__Exercise details__. Print each line of the listing once more, precisely as given.

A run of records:

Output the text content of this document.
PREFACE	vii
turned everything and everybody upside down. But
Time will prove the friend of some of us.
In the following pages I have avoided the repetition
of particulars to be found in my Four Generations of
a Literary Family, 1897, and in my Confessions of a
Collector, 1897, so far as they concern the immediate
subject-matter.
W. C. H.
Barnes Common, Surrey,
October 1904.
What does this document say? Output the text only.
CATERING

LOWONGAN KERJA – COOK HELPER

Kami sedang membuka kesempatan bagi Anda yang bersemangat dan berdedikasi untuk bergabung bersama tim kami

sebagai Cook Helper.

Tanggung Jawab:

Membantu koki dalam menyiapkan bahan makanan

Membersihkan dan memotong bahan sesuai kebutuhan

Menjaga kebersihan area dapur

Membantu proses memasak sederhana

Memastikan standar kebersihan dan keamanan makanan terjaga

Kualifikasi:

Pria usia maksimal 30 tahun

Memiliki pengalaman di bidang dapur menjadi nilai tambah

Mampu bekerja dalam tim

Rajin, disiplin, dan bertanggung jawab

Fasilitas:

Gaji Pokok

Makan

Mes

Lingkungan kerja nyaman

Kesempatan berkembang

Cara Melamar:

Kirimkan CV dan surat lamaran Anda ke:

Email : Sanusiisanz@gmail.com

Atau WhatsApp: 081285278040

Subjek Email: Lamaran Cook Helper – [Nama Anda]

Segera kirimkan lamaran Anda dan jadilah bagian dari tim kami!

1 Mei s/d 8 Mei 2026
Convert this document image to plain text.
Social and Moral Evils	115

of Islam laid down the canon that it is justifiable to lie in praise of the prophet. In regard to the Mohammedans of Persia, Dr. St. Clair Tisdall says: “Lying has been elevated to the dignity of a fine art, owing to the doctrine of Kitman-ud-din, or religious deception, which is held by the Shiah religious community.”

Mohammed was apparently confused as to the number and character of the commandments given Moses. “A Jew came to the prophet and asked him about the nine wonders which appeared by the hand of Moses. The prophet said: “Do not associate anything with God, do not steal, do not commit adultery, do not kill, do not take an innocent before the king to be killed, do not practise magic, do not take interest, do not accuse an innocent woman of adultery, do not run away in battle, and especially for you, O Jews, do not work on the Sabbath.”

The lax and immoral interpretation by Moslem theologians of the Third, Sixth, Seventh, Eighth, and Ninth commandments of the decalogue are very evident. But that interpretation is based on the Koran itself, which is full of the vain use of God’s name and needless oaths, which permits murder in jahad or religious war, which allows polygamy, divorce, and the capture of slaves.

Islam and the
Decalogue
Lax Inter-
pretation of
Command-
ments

__Solution for this task__.
Output the text content of this document.
PREFACE	vii
turned everything and everybody upside down. But
Time will prove the friend of some of us.
In the following pages I have avoided the repetition
of particulars to be found in my Four Generations of
a Literary Family, 1897, and in my Confessions of a
Collector, 1897, so far as they concern the immediate
subject-matter.
W. C. H.
Barnes Common, Surrey,
October 1904.
What does this document say? Output the text only.
CATERING

LOWONGAN KERJA – COOK HELPER

Kami sedang membuka kesempatan bagi Anda yang bersemangat dan berdedikasi untuk bergabung bersama tim kami

sebagai Cook Helper.

Tanggung Jawab:

Membantu koki dalam menyiapkan bahan makanan

Membersihkan dan memotong bahan sesuai kebutuhan

Menjaga kebersihan area dapur

Membantu proses memasak sederhana

Memastikan standar kebersihan dan keamanan makanan terjaga

Kualifikasi:

Pria usia maksimal 30 tahun

Memiliki pengalaman di bidang dapur menjadi nilai tambah

Mampu bekerja dalam tim

Rajin, disiplin, dan bertanggung jawab

Fasilitas:

Gaji Pokok

Makan

Mes

Lingkungan kerja nyaman

Kesempatan berkembang

Cara Melamar:

Kirimkan CV dan surat lamaran Anda ke:

Email : Sanusiisanz@gmail.com

Atau WhatsApp: 081285278040

Subjek Email: Lamaran Cook Helper – [Nama Anda]

Segera kirimkan lamaran Anda dan jadilah bagian dari tim kami!

1 Mei s/d 8 Mei 2026
Convert this document image to plain text.
Social and Moral Evils	115

of Islam laid down the canon that it is justifiable to lie in praise of the prophet. In regard to the Mohammedans of Persia, Dr. St. Clair Tisdall says: “Lying has been elevated to the dignity of a fine art, owing to the doctrine of Kitman-ud-din, or religious deception, which is held by the Shiah religious community.”

Mohammed was apparently confused as to the number and character of the commandments given Moses. “A Jew came to the prophet and asked him about the nine wonders which appeared by the hand of Moses. The prophet said: “Do not associate anything with God, do not steal, do not commit adultery, do not kill, do not take an innocent before the king to be killed, do not practise magic, do not take interest, do not accuse an innocent woman of adultery, do not run away in battle, and especially for you, O Jews, do not work on the Sabbath.”

The lax and immoral interpretation by Moslem theologians of the Third, Sixth, Seventh, Eighth, and Ninth commandments of the decalogue are very evident. But that interpretation is based on the Koran itself, which is full of the vain use of God’s name and needless oaths, which permits murder in jahad or religious war, which allows polygamy, divorce, and the capture of slaves.

Islam and the
Decalogue
Lax Inter-
pretation of
Command-
ments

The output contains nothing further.